**Problem details:** Pull every line that holds the word "JSON" from the entries.

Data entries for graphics
--*--

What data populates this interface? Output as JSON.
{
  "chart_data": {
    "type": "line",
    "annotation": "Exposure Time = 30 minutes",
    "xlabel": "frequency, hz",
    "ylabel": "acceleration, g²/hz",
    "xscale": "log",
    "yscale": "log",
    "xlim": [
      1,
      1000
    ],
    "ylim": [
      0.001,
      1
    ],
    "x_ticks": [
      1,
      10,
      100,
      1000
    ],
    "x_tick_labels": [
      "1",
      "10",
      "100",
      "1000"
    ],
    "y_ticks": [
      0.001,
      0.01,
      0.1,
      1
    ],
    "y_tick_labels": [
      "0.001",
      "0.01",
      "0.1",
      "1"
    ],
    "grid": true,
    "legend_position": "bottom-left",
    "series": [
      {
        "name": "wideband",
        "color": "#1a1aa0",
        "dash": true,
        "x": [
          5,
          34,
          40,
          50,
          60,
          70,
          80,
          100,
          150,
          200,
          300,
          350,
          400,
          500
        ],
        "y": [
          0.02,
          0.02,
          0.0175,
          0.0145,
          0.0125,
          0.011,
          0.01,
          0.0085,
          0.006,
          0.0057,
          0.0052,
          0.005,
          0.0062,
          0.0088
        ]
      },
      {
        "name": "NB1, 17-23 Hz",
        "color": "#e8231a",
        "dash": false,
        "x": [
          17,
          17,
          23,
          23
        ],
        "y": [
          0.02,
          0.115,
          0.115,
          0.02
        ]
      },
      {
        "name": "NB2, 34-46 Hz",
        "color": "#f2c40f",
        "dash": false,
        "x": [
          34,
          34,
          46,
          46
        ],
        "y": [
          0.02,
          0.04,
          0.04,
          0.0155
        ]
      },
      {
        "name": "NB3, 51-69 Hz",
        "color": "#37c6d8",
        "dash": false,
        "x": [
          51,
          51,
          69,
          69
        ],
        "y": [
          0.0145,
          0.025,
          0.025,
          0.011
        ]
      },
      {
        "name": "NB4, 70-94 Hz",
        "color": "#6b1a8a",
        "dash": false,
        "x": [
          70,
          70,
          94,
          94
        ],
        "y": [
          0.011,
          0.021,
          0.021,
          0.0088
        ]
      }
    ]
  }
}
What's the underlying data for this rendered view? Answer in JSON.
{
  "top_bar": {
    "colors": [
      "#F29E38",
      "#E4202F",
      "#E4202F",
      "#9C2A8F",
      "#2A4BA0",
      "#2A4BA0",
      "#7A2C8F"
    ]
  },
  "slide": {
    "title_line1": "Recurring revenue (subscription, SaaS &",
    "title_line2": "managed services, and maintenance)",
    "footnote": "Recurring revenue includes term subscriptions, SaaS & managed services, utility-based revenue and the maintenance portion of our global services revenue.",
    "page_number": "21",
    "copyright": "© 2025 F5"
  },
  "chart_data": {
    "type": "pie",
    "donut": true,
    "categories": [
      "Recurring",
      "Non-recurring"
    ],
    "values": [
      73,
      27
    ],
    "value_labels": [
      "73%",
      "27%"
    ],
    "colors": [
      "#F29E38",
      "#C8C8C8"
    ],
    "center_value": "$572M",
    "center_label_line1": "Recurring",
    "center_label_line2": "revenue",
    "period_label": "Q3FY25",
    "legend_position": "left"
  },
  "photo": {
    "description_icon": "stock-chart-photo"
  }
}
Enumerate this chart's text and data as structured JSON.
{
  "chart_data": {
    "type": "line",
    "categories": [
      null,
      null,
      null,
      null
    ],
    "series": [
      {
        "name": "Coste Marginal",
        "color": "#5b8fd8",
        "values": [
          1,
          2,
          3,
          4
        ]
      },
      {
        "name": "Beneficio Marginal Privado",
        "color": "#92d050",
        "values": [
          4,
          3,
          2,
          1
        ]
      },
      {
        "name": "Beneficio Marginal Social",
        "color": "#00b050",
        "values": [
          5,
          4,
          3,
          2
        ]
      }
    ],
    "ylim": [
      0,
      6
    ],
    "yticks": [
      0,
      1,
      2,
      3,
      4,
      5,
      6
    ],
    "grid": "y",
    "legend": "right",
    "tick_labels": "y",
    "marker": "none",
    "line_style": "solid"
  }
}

--*--

**Finished answer:**
What data populates this interface? Output as JSON.
What's the underlying data for this rendered view? Answer in JSON.
Enumerate this chart's text and data as structured JSON.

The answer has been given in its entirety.